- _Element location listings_
+++
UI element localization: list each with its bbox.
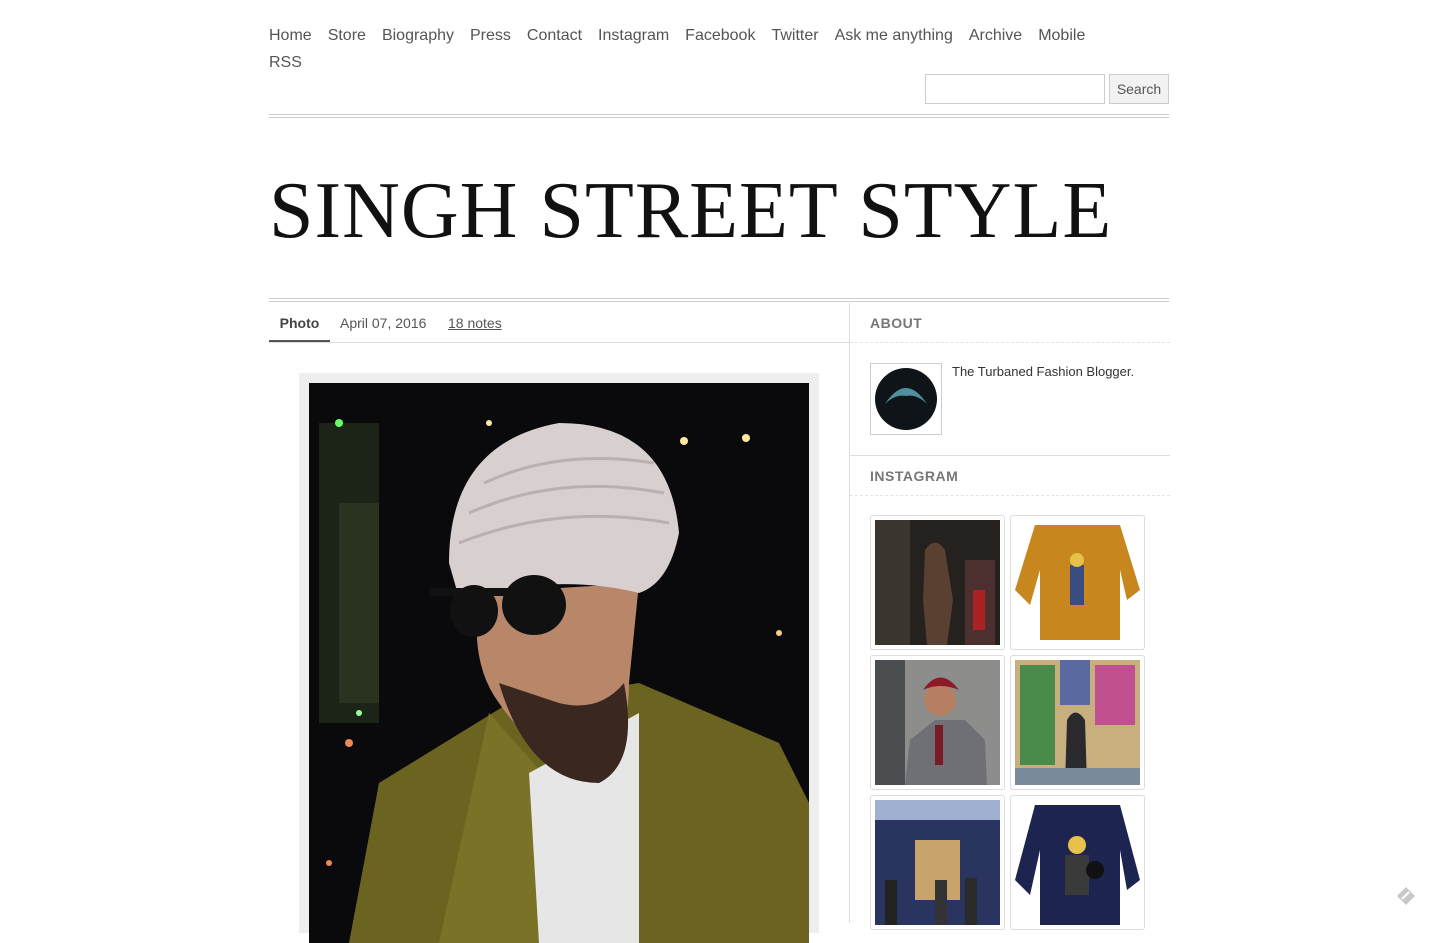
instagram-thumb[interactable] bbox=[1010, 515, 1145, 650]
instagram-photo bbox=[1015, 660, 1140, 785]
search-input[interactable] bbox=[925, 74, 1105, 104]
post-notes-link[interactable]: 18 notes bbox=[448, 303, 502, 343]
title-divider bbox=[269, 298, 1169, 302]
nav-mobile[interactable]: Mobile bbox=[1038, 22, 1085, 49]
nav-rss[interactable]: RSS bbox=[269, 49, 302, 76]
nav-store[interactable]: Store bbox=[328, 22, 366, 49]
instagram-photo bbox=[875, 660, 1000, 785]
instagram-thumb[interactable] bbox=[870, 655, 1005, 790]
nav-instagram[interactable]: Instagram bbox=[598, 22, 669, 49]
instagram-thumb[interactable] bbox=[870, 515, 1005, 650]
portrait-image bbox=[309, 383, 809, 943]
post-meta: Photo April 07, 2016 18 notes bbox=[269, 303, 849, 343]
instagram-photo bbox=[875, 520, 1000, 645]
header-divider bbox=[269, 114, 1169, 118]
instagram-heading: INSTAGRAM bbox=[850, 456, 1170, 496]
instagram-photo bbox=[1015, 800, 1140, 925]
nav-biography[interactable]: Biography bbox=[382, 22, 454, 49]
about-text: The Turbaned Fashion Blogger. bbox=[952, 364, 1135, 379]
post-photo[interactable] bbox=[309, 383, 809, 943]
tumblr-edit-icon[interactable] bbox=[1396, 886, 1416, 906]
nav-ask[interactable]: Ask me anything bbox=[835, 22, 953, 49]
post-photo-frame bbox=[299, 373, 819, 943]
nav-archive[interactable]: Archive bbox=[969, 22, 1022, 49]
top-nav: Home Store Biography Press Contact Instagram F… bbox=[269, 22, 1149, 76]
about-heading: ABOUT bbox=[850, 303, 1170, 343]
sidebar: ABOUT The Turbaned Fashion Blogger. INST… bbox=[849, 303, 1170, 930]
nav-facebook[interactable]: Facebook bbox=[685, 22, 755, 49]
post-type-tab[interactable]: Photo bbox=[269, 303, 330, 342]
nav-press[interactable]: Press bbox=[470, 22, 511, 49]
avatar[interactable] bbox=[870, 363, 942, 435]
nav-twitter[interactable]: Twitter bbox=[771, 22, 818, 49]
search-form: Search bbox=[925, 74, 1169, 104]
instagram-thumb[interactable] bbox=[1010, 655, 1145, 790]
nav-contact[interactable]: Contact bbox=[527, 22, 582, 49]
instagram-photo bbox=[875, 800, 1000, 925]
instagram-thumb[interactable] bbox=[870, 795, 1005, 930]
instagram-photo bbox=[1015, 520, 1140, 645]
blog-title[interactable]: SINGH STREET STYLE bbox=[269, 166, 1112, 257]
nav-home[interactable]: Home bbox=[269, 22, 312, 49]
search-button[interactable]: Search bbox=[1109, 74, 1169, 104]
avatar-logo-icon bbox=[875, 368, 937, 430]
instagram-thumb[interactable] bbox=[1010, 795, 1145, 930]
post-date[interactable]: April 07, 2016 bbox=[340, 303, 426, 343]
+++
- _Objective_
Echo, unchanged, the lines in the entries above, starting with the line containing "instagram-thumb[interactable] bbox=[1010, 515, 1145, 650]" and ending with the line containing "instagram-thumb[interactable] bbox=[870, 515, 1005, 650]", both included.

- _The answer_
instagram-thumb[interactable] bbox=[1010, 515, 1145, 650]
instagram-photo bbox=[1015, 660, 1140, 785]
search-input[interactable] bbox=[925, 74, 1105, 104]
post-notes-link[interactable]: 18 notes bbox=[448, 303, 502, 343]
title-divider bbox=[269, 298, 1169, 302]
nav-mobile[interactable]: Mobile bbox=[1038, 22, 1085, 49]
nav-rss[interactable]: RSS bbox=[269, 49, 302, 76]
nav-store[interactable]: Store bbox=[328, 22, 366, 49]
instagram-photo bbox=[875, 660, 1000, 785]
instagram-thumb[interactable] bbox=[870, 655, 1005, 790]
nav-instagram[interactable]: Instagram bbox=[598, 22, 669, 49]
instagram-thumb[interactable] bbox=[870, 515, 1005, 650]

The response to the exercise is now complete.